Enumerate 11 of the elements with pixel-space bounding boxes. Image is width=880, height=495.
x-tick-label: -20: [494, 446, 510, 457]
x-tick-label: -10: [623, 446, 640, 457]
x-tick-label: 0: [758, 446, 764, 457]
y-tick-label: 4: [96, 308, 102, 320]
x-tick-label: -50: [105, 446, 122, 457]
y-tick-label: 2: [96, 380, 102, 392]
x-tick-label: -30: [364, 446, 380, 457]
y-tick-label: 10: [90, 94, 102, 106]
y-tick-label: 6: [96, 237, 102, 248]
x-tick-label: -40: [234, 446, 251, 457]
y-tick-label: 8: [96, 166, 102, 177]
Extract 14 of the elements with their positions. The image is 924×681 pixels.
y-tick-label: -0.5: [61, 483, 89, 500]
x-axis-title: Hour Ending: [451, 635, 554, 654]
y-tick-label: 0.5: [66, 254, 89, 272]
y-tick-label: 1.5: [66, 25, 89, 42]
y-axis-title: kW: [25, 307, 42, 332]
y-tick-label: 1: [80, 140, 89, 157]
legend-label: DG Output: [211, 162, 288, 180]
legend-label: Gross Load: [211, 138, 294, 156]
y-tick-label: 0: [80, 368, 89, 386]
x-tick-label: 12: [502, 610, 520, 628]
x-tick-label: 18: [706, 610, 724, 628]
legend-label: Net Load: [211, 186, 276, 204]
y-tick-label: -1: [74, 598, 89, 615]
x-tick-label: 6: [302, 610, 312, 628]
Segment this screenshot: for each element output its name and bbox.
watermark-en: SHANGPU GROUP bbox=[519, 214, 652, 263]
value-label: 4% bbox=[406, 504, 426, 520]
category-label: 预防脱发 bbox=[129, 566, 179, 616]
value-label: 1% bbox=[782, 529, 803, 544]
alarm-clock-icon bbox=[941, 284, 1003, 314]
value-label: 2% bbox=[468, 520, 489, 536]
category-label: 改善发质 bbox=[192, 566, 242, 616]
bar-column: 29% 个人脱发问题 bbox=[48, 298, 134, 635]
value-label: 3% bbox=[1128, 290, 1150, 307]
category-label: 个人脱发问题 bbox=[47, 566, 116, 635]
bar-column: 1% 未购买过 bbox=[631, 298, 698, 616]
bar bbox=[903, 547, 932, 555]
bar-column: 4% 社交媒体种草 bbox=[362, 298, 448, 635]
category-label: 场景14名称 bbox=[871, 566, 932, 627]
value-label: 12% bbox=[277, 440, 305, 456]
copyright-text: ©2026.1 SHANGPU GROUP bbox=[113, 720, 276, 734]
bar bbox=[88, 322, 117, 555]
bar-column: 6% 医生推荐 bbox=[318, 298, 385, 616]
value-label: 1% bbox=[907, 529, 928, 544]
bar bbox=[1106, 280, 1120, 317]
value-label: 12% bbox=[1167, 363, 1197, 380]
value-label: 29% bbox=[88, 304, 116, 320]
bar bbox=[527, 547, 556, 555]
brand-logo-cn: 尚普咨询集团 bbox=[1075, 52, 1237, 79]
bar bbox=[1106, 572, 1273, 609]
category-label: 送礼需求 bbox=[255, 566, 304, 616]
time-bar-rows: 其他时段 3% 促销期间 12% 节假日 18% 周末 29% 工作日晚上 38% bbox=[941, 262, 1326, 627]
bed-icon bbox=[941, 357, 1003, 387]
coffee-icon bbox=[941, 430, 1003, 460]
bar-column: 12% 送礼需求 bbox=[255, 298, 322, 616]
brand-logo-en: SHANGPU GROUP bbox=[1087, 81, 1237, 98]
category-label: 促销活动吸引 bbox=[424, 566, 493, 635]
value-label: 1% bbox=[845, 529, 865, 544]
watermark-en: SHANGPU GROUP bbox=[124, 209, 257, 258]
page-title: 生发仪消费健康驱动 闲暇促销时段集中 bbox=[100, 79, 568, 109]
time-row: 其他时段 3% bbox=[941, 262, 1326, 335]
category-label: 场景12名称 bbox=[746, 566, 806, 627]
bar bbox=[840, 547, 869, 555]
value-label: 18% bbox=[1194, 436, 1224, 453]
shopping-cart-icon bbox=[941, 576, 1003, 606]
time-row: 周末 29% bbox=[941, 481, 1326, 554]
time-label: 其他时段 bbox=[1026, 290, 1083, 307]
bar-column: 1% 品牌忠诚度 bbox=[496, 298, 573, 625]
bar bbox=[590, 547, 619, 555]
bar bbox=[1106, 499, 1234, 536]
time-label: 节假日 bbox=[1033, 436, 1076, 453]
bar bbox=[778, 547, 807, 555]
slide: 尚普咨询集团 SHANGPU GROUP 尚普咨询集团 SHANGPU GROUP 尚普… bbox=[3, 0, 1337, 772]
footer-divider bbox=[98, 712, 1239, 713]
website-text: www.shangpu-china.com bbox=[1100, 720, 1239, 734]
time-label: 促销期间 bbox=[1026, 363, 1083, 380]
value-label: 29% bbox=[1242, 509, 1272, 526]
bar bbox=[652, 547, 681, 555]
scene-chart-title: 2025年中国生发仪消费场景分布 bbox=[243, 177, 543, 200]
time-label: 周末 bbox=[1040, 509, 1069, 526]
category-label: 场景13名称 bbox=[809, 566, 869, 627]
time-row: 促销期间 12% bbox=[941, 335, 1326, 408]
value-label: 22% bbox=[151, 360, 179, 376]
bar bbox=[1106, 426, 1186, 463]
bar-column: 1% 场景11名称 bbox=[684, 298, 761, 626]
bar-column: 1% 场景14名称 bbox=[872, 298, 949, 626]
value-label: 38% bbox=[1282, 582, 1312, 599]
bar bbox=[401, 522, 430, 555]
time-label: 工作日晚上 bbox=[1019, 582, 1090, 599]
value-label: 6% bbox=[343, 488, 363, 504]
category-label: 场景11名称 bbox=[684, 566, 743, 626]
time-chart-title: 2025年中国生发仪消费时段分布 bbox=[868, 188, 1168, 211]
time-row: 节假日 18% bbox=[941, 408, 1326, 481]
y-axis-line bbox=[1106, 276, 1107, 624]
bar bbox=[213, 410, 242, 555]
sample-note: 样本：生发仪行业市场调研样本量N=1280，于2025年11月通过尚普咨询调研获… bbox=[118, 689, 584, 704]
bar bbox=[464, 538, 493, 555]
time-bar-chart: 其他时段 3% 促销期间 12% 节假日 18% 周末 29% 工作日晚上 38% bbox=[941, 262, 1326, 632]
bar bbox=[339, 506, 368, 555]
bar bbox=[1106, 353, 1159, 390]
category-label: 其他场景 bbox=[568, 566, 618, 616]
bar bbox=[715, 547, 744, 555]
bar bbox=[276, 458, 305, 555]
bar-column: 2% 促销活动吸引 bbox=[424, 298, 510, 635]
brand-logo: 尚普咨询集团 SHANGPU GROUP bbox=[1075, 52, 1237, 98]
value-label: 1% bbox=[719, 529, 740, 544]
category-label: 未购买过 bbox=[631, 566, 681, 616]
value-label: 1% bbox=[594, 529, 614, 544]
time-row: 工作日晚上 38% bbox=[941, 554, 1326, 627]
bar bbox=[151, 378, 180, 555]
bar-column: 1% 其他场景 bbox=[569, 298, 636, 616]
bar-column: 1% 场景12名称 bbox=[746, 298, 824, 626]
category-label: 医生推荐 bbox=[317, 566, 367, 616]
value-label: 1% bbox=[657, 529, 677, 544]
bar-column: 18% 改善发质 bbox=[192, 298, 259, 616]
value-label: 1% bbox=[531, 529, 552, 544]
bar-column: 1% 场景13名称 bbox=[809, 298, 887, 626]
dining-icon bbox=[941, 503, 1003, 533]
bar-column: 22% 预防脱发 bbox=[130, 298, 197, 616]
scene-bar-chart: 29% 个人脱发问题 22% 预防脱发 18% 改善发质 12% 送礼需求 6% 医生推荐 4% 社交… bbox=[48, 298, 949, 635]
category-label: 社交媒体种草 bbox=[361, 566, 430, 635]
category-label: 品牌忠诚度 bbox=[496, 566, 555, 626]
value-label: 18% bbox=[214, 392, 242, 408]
######
__YOUR OBJECTIVE__. Copy out, word for word, the opening part of the material, from its first line through the line that contains "y-tick-label: 10: [90, 94, 102, 106]", with both of those lines included.

__RESULT FOR THIS TASK__.
Enumerate 11 of the elements with pixel-space bounding boxes. Image is width=880, height=495.
x-tick-label: -20: [494, 446, 510, 457]
x-tick-label: -10: [623, 446, 640, 457]
x-tick-label: 0: [758, 446, 764, 457]
y-tick-label: 4: [96, 308, 102, 320]
x-tick-label: -50: [105, 446, 122, 457]
y-tick-label: 2: [96, 380, 102, 392]
x-tick-label: -30: [364, 446, 380, 457]
y-tick-label: 10: [90, 94, 102, 106]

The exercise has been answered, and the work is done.